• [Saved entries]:
• • • • •

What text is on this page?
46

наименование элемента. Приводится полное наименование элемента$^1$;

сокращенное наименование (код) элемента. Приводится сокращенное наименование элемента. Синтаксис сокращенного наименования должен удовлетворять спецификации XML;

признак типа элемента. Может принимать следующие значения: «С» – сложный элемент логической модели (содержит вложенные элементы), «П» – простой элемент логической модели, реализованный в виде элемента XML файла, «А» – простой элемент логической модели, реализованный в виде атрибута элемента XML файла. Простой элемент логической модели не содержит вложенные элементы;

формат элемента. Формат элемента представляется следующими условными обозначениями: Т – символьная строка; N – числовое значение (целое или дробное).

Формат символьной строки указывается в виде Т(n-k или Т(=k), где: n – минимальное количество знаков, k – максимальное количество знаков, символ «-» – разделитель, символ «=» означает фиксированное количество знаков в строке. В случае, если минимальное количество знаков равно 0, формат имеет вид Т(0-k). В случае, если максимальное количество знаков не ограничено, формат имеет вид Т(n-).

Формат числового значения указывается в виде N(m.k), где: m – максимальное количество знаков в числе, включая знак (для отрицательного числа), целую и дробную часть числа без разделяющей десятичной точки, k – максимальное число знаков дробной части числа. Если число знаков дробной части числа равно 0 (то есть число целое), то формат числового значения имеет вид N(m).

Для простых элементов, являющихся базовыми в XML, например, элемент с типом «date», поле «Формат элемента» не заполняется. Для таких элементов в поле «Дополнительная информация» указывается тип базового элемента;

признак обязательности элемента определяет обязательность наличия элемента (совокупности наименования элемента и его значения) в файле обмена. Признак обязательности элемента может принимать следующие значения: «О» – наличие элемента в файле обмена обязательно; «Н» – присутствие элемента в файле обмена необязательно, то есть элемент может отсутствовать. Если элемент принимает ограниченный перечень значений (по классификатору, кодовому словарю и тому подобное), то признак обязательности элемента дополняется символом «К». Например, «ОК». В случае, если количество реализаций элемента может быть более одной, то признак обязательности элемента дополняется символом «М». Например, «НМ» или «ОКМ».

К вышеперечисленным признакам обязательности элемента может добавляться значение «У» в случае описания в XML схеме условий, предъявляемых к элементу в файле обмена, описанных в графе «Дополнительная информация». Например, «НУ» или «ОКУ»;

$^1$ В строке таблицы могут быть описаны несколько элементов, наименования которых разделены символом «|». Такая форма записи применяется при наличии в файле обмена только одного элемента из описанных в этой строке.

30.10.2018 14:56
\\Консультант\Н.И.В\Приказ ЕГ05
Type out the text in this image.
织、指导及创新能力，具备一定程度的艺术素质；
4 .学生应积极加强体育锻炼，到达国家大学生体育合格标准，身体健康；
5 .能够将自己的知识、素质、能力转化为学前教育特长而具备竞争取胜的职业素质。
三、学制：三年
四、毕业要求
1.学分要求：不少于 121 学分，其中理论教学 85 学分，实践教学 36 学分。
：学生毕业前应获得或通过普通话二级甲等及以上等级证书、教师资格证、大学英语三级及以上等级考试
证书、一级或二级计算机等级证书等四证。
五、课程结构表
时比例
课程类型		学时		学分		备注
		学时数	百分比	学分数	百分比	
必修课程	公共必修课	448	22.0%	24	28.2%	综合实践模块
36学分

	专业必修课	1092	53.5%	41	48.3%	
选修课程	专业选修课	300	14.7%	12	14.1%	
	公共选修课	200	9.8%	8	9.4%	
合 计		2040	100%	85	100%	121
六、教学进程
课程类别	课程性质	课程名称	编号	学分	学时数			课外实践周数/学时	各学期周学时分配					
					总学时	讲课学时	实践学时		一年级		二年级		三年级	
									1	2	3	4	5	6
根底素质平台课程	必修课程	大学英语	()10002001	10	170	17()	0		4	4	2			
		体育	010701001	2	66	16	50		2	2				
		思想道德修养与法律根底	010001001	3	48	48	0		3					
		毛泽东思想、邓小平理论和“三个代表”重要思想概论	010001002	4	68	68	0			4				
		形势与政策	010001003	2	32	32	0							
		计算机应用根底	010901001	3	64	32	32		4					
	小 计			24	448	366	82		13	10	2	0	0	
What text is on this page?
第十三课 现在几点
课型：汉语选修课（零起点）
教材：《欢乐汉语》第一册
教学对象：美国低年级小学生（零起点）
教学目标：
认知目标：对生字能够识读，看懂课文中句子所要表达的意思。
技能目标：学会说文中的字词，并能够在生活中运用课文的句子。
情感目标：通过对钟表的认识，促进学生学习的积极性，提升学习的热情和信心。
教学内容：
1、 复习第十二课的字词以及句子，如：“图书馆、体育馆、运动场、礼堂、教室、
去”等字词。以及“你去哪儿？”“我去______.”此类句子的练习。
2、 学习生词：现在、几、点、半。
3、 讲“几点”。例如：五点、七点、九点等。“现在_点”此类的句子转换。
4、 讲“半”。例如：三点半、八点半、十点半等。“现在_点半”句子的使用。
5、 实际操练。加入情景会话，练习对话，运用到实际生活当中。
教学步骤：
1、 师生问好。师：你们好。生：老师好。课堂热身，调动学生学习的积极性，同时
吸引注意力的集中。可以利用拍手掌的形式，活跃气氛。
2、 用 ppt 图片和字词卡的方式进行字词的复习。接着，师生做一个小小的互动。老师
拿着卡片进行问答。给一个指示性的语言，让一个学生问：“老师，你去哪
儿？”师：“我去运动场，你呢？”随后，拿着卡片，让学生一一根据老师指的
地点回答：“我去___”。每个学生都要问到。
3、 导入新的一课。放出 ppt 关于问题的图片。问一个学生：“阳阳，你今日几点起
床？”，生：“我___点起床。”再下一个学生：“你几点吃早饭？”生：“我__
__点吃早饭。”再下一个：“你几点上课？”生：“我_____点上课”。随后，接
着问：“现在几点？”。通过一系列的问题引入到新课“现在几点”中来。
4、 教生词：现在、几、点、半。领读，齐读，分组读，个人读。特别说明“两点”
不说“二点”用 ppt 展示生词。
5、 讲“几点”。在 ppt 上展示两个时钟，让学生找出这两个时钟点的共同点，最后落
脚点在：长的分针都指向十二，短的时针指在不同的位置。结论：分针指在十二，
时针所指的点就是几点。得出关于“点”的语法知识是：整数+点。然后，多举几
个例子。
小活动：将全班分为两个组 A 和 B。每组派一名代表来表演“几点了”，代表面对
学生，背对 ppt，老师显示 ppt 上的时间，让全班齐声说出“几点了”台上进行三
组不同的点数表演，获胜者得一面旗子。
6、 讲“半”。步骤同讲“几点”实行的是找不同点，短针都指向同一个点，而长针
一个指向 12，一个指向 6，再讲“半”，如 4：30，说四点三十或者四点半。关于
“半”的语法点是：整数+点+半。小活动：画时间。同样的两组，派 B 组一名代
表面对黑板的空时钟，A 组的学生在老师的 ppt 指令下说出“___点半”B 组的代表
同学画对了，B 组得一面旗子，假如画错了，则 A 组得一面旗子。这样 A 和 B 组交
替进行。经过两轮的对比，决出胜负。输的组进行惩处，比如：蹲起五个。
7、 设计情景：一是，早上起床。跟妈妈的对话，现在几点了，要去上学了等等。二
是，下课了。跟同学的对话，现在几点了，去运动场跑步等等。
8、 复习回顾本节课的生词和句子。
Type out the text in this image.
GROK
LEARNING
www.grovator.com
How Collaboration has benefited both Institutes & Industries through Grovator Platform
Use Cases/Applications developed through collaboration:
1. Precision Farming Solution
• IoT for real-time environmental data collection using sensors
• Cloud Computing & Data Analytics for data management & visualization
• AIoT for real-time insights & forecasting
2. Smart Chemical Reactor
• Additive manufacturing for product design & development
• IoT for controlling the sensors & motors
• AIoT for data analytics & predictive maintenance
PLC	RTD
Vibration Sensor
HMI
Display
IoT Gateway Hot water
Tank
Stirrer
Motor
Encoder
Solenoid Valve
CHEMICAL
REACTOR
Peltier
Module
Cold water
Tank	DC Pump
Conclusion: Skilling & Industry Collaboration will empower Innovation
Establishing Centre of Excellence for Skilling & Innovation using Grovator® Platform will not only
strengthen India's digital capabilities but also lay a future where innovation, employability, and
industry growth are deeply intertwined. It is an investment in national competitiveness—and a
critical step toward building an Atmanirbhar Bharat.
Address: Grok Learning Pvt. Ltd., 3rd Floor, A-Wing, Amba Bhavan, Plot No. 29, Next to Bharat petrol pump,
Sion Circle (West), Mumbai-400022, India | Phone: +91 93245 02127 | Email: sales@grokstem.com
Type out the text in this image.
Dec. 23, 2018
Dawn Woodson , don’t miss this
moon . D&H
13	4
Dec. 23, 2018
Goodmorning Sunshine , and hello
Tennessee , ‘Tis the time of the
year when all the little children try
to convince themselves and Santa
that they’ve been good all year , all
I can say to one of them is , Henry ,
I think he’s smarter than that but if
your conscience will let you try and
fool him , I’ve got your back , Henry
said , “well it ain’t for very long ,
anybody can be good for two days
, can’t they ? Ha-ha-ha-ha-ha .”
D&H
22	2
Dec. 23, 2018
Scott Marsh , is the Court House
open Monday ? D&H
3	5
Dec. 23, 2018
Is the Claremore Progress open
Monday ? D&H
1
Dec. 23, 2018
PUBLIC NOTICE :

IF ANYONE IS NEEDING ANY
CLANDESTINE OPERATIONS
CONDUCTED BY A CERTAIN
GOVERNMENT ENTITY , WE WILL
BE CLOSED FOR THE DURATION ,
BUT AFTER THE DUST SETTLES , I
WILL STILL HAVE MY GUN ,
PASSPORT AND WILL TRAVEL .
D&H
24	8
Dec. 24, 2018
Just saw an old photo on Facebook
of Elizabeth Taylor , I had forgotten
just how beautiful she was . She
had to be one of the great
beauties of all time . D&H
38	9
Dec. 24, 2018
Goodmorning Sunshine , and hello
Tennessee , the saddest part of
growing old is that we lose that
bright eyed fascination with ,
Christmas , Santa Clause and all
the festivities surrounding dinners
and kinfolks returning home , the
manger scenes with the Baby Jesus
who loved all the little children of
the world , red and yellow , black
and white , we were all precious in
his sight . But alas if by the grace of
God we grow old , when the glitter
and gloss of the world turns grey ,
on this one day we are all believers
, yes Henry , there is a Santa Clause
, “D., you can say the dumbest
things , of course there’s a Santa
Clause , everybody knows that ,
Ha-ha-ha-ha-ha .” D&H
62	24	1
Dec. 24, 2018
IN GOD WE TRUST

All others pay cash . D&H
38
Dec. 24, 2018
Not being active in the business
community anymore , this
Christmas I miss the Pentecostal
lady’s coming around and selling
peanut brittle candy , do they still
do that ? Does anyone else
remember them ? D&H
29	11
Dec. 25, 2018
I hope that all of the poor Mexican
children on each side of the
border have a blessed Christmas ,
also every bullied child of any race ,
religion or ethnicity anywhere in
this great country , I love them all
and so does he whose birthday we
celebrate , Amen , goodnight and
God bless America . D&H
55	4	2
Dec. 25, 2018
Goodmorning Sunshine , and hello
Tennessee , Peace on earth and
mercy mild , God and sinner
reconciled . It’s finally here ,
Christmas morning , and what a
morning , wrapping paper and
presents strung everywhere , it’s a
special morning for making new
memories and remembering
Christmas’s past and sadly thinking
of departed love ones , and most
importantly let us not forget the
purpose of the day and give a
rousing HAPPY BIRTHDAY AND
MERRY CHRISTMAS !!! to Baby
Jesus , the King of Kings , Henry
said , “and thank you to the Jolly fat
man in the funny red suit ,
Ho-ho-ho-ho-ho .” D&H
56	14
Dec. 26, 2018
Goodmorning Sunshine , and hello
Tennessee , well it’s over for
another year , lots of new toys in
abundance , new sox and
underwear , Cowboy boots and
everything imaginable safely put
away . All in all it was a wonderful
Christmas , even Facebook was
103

• • • • •

• [Short problem]:
Select and copy every line from the records that includes the word "Tennessee".

• [Task response]:
Tennessee , ‘Tis the time of the
Tennessee , the saddest part of
Tennessee , Peace on earth and
Tennessee , well it’s over for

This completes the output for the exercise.